*What you are asked to do:*
Output all of the records exactly as written.

● ● ● ● ● ● ●

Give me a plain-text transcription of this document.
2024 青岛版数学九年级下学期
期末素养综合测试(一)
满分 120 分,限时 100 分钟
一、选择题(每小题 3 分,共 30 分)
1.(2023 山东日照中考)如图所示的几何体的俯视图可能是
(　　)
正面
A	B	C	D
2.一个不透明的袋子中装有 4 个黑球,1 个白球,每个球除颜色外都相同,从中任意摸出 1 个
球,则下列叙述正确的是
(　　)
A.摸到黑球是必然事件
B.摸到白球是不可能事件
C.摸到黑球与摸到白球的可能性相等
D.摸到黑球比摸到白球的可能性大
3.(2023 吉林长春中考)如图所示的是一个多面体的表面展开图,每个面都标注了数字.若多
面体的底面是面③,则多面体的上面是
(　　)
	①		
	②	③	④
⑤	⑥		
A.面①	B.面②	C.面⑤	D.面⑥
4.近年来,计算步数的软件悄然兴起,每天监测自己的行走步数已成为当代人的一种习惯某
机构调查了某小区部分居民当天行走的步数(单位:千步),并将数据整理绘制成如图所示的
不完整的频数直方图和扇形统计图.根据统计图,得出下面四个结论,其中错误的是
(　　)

● ● ● ● ● ● ●

*Task solution:*
Give me a plain-text transcription of this document.
2024 青岛版数学九年级下学期
期末素养综合测试(一)
满分 120 分,限时 100 分钟
一、选择题(每小题 3 分,共 30 分)
1.(2023 山东日照中考)如图所示的几何体的俯视图可能是
(　　)
正面
A	B	C	D
2.一个不透明的袋子中装有 4 个黑球,1 个白球,每个球除颜色外都相同,从中任意摸出 1 个
球,则下列叙述正确的是
(　　)
A.摸到黑球是必然事件
B.摸到白球是不可能事件
C.摸到黑球与摸到白球的可能性相等
D.摸到黑球比摸到白球的可能性大
3.(2023 吉林长春中考)如图所示的是一个多面体的表面展开图,每个面都标注了数字.若多
面体的底面是面③,则多面体的上面是
(　　)
	①		
	②	③	④
⑤	⑥		
A.面①	B.面②	C.面⑤	D.面⑥
4.近年来,计算步数的软件悄然兴起,每天监测自己的行走步数已成为当代人的一种习惯某
机构调查了某小区部分居民当天行走的步数(单位:千步),并将数据整理绘制成如图所示的
不完整的频数直方图和扇形统计图.根据统计图,得出下面四个结论,其中错误的是
(　　)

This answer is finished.